Take all the material and copy it exactly.

· · · · ·

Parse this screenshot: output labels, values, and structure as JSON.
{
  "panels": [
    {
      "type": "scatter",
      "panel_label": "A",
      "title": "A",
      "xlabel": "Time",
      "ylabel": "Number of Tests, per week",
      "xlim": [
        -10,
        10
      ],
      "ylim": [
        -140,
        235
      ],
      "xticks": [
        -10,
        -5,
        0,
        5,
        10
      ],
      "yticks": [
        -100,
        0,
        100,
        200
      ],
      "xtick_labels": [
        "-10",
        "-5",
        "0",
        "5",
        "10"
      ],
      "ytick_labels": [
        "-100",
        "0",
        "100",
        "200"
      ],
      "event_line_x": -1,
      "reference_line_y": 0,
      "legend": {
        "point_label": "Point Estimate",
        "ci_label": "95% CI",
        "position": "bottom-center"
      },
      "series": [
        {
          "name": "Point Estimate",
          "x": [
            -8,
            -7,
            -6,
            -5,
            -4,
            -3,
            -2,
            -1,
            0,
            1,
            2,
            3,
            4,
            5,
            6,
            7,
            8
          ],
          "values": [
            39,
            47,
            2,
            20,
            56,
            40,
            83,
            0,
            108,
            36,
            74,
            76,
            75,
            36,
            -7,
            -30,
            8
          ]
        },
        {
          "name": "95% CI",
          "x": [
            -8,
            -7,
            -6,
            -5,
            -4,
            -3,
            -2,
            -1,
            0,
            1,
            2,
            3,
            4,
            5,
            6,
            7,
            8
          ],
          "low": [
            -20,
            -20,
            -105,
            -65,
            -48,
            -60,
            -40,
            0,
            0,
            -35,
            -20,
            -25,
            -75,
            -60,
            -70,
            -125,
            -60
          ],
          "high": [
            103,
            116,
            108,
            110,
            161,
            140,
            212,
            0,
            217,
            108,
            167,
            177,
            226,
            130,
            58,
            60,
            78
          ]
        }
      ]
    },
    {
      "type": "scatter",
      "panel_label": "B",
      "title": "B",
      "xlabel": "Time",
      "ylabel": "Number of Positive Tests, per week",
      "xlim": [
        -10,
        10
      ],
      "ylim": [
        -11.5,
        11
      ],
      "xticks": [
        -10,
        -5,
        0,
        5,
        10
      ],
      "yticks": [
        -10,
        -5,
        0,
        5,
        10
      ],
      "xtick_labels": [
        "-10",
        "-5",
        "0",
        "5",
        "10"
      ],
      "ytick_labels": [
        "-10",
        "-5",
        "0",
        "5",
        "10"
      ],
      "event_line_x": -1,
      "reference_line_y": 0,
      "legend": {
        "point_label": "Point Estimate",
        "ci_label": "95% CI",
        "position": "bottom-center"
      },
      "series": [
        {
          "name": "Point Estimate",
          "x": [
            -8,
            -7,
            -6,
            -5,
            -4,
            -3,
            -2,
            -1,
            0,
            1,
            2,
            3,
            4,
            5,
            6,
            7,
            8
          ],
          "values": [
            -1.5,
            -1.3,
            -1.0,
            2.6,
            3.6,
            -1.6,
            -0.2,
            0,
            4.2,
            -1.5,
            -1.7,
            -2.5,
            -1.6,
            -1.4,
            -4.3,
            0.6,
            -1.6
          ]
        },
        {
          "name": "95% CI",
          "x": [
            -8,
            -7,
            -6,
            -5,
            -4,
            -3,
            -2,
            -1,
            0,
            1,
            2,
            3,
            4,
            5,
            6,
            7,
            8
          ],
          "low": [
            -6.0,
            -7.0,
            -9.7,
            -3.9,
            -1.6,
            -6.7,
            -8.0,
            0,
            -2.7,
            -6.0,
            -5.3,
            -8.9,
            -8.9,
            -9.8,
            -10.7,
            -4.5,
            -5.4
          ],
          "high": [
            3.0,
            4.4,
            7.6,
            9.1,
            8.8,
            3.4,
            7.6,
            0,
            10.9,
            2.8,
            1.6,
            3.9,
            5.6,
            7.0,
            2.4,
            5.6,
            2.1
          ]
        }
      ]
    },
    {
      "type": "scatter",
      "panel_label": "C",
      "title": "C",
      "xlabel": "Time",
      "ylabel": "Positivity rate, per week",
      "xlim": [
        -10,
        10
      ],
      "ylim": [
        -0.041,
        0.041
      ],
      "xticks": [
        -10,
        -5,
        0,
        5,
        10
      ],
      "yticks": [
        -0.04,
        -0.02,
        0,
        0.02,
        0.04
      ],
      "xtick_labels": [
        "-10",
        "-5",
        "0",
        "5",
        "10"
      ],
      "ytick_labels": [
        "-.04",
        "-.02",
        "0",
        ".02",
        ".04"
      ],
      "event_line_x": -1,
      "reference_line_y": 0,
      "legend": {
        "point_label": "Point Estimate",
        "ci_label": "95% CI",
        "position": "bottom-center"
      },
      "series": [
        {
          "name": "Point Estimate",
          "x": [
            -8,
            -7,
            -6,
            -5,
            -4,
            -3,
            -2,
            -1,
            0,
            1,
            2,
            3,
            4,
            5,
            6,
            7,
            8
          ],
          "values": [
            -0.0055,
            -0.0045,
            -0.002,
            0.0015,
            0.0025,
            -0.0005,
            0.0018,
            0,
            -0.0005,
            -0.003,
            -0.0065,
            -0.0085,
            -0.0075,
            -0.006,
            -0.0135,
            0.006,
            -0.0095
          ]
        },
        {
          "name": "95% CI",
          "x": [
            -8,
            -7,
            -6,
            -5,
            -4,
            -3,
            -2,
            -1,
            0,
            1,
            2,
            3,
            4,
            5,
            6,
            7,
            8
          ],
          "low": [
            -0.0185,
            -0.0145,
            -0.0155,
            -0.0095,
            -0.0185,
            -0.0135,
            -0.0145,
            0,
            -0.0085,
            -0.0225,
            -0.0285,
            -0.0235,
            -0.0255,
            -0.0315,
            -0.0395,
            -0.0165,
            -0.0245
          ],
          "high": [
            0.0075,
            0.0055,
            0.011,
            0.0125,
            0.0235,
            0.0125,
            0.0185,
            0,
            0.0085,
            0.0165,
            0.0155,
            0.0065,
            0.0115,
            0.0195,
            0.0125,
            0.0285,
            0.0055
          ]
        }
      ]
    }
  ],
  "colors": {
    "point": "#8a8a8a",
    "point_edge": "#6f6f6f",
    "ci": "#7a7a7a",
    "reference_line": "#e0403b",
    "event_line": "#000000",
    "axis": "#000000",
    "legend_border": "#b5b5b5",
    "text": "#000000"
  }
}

· · · · ·

● **EXERCISE RESPONSE**:
Parse this screenshot: output labels, values, and structure as JSON.
{
  "panels": [
    {
      "type": "scatter",
      "panel_label": "A",
      "title": "A",
      "xlabel": "Time",
      "ylabel": "Number of Tests, per week",
      "xlim": [
        -10,
        10
      ],
      "ylim": [
        -140,
        235
      ],
      "xticks": [
        -10,
        -5,
        0,
        5,
        10
      ],
      "yticks": [
        -100,
        0,
        100,
        200
      ],
      "xtick_labels": [
        "-10",
        "-5",
        "0",
        "5",
        "10"
      ],
      "ytick_labels": [
        "-100",
        "0",
        "100",
        "200"
      ],
      "event_line_x": -1,
      "reference_line_y": 0,
      "legend": {
        "point_label": "Point Estimate",
        "ci_label": "95% CI",
        "position": "bottom-center"
      },
      "series": [
        {
          "name": "Point Estimate",
          "x": [
            -8,
            -7,
            -6,
            -5,
            -4,
            -3,
            -2,
            -1,
            0,
            1,
            2,
            3,
            4,
            5,
            6,
            7,
            8
          ],
          "values": [
            39,
            47,
            2,
            20,
            56,
            40,
            83,
            0,
            108,
            36,
            74,
            76,
            75,
            36,
            -7,
            -30,
            8
          ]
        },
        {
          "name": "95% CI",
          "x": [
            -8,
            -7,
            -6,
            -5,
            -4,
            -3,
            -2,
            -1,
            0,
            1,
            2,
            3,
            4,
            5,
            6,
            7,
            8
          ],
          "low": [
            -20,
            -20,
            -105,
            -65,
            -48,
            -60,
            -40,
            0,
            0,
            -35,
            -20,
            -25,
            -75,
            -60,
            -70,
            -125,
            -60
          ],
          "high": [
            103,
            116,
            108,
            110,
            161,
            140,
            212,
            0,
            217,
            108,
            167,
            177,
            226,
            130,
            58,
            60,
            78
          ]
        }
      ]
    },
    {
      "type": "scatter",
      "panel_label": "B",
      "title": "B",
      "xlabel": "Time",
      "ylabel": "Number of Positive Tests, per week",
      "xlim": [
        -10,
        10
      ],
      "ylim": [
        -11.5,
        11
      ],
      "xticks": [
        -10,
        -5,
        0,
        5,
        10
      ],
      "yticks": [
        -10,
        -5,
        0,
        5,
        10
      ],
      "xtick_labels": [
        "-10",
        "-5",
        "0",
        "5",
        "10"
      ],
      "ytick_labels": [
        "-10",
        "-5",
        "0",
        "5",
        "10"
      ],
      "event_line_x": -1,
      "reference_line_y": 0,
      "legend": {
        "point_label": "Point Estimate",
        "ci_label": "95% CI",
        "position": "bottom-center"
      },
      "series": [
        {
          "name": "Point Estimate",
          "x": [
            -8,
            -7,
            -6,
            -5,
            -4,
            -3,
            -2,
            -1,
            0,
            1,
            2,
            3,
            4,
            5,
            6,
            7,
            8
          ],
          "values": [
            -1.5,
            -1.3,
            -1.0,
            2.6,
            3.6,
            -1.6,
            -0.2,
            0,
            4.2,
            -1.5,
            -1.7,
            -2.5,
            -1.6,
            -1.4,
            -4.3,
            0.6,
            -1.6
          ]
        },
        {
          "name": "95% CI",
          "x": [
            -8,
            -7,
            -6,
            -5,
            -4,
            -3,
            -2,
            -1,
            0,
            1,
            2,
            3,
            4,
            5,
            6,
            7,
            8
          ],
          "low": [
            -6.0,
            -7.0,
            -9.7,
            -3.9,
            -1.6,
            -6.7,
            -8.0,
            0,
            -2.7,
            -6.0,
            -5.3,
            -8.9,
            -8.9,
            -9.8,
            -10.7,
            -4.5,
            -5.4
          ],
          "high": [
            3.0,
            4.4,
            7.6,
            9.1,
            8.8,
            3.4,
            7.6,
            0,
            10.9,
            2.8,
            1.6,
            3.9,
            5.6,
            7.0,
            2.4,
            5.6,
            2.1
          ]
        }
      ]
    },
    {
      "type": "scatter",
      "panel_label": "C",
      "title": "C",
      "xlabel": "Time",
      "ylabel": "Positivity rate, per week",
      "xlim": [
        -10,
        10
      ],
      "ylim": [
        -0.041,
        0.041
      ],
      "xticks": [
        -10,
        -5,
        0,
        5,
        10
      ],
      "yticks": [
        -0.04,
        -0.02,
        0,
        0.02,
        0.04
      ],
      "xtick_labels": [
        "-10",
        "-5",
        "0",
        "5",
        "10"
      ],
      "ytick_labels": [
        "-.04",
        "-.02",
        "0",
        ".02",
        ".04"
      ],
      "event_line_x": -1,
      "reference_line_y": 0,
      "legend": {
        "point_label": "Point Estimate",
        "ci_label": "95% CI",
        "position": "bottom-center"
      },
      "series": [
        {
          "name": "Point Estimate",
          "x": [
            -8,
            -7,
            -6,
            -5,
            -4,
            -3,
            -2,
            -1,
            0,
            1,
            2,
            3,
            4,
            5,
            6,
            7,
            8
          ],
          "values": [
            -0.0055,
            -0.0045,
            -0.002,
            0.0015,
            0.0025,
            -0.0005,
            0.0018,
            0,
            -0.0005,
            -0.003,
            -0.0065,
            -0.0085,
            -0.0075,
            -0.006,
            -0.0135,
            0.006,
            -0.0095
          ]
        },
        {
          "name": "95% CI",
          "x": [
            -8,
            -7,
            -6,
            -5,
            -4,
            -3,
            -2,
            -1,
            0,
            1,
            2,
            3,
            4,
            5,
            6,
            7,
            8
          ],
          "low": [
            -0.0185,
            -0.0145,
            -0.0155,
            -0.0095,
            -0.0185,
            -0.0135,
            -0.0145,
            0,
            -0.0085,
            -0.0225,
            -0.0285,
            -0.0235,
            -0.0255,
            -0.0315,
            -0.0395,
            -0.0165,
            -0.0245
          ],
          "high": [
            0.0075,
            0.0055,
            0.011,
            0.0125,
            0.0235,
            0.0125,
            0.0185,
            0,
            0.0085,
            0.0165,
            0.0155,
            0.0065,
            0.0115,
            0.0195,
            0.0125,
            0.0285,
            0.0055
          ]
        }
      ]
    }
  ],
  "colors": {
    "point": "#8a8a8a",
    "point_edge": "#6f6f6f",
    "ci": "#7a7a7a",
    "reference_line": "#e0403b",
    "event_line": "#000000",
    "axis": "#000000",
    "legend_border": "#b5b5b5",
    "text": "#000000"
  }
}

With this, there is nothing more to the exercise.